→ Document text
- 1Tigoni Level IV Hospital, Kiambu, Kenya
- 2Kenyatta University Teaching, Referral & Research Hospital, Nairobi, Kenya
- 3Cardiology Department, Bart’s Heart Centre, London, United Kingdom
Background: Calcific aortic valve stenosis (CAVS) is the most prevalent valvular heart disease and a growing global health concern. Aortic sclerosis (ASc) and aortic stenosis (AS) represent a continuum of progressive disease characterized by leaflet thickening, inflammation, lipid deposition, and calcification. Lipoprotein(a) [Lp(a)], with its pro-atherogenic, pro-inflammatory, and pro-calcific properties, has emerged as a key contributor to this process. While its role in atherosclerotic cardiovascular disease is well established, the relationship between Lp(a) and CAVS has been demonstrated in several key studies; however, the available evidence remains limited in volume, and important gaps persist in understanding mechanisms, risk stratification, and therapeutic implications.
Methods: A systematic literature search was conducted in PubMed, Cochrane Library, ScienceDirect, Medline, ResearchGate, Embase, and Google Scholar in accordance with PRISMA guidelines. Eligible studies included observational designs (cross-sectional, cohort, case-control) and randomized trials evaluating associations between Lp(a) levels, genetic variants, and CAVS. Study quality was assessed using the Newcastle–Ottawa Scale (NOS).
Results: Eighteen studies met the inclusion criteria, comprising six case-control, six cohort, and six cross-sectional studies with a total of 153,192 participants. No randomized controlled trials were identified. Elevated Lp(a) levels were consistently associated with an increased risk of AS and aortic valve calcification (AVC), with a dose-dependent effect. The risk was highest at levels ≥50 mg/dl, though some evidence supported risk at ≥30 mg/dl. Genetic analyses identified rs10455872 as a significant risk allele, while rs3798220 showed inconsistent associations. Multi-ethnic cohorts highlighted racial variability: Afro-Caribbean individuals had higher baseline Lp(a) levels but lower AVC prevalence than Caucasians.
Conclusion: Lp(a) is an independent risk factor for CAVS, influenced by both concentration and genetic variation. Early screening and emerging Lp(a)-lowering therapies, including antisense oligonucleotides, small interfering RNA, and PCSK9 inhibitors, may help mitigate disease progression. Further randomized trials are needed to determine whether Lp(a) reduction translates into cardiovascular and valvular benefit.
Systematic Review Registration: https://www.crd.york.ac.uk/PROSPERO/view/CRD42024533835, PROSPERO CRD42024533835.

→ Record set

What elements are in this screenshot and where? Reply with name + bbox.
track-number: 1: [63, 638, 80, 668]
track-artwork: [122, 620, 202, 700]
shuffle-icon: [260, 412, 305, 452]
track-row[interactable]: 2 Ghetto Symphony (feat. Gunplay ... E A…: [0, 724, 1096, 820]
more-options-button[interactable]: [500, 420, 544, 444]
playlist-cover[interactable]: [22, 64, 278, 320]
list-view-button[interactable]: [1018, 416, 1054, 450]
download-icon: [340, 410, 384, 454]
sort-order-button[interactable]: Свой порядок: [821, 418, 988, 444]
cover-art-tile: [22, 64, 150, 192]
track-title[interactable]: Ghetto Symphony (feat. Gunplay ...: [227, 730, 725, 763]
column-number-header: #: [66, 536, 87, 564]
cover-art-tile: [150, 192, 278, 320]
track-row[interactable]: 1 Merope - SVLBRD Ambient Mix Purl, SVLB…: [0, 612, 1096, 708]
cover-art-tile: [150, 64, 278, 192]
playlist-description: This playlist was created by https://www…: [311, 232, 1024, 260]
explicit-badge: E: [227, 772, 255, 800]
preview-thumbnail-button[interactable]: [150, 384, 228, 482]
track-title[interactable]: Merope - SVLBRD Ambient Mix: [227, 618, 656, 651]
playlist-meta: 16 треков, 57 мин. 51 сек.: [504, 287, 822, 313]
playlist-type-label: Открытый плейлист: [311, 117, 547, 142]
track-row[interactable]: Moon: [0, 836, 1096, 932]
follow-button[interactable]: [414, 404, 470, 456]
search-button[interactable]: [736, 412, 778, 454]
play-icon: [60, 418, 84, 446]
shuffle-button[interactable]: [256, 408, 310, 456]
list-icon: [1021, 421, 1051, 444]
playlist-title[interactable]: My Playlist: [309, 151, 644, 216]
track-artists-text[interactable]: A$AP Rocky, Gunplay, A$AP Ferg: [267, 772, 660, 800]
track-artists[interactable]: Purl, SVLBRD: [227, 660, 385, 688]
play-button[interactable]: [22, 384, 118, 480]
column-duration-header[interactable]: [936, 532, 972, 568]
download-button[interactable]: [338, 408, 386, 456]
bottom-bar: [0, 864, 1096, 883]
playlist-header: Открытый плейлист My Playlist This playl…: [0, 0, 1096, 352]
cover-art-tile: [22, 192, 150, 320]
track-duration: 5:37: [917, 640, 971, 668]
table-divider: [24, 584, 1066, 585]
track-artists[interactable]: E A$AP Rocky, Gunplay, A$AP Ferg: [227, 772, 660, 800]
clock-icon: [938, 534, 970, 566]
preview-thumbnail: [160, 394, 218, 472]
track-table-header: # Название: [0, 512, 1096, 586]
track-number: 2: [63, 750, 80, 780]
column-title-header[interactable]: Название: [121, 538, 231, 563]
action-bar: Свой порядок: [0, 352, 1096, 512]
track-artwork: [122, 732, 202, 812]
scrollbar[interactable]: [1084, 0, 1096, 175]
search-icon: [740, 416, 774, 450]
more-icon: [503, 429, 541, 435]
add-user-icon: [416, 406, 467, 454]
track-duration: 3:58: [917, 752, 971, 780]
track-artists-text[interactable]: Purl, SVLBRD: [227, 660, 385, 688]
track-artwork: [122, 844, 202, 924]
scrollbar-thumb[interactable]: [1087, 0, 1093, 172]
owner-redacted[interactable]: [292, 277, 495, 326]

→ Problems and tasks
1. In the abstract on lipoprotein(a) and calcific aortic valve stenosis, how many participants did the included studies have in total?
2. Reproduce the passage of the lipoprotein(a) abstract from "Methods: A systematic" up to and including "Newcastle–Ottawa Scale (NOS).", word for word.

→ Answers provided
1. 153,192

2.
Methods: A systematic literature search was conducted in PubMed, Cochrane Library, ScienceDirect, Medline, ResearchGate, Embase, and Google Scholar in accordance with PRISMA guidelines. Eligible studies included observational designs (cross-sectional, cohort, case-control) and randomized trials evaluating associations between Lp(a) levels, genetic variants, and CAVS. Study quality was assessed using the Newcastle–Ottawa Scale (NOS).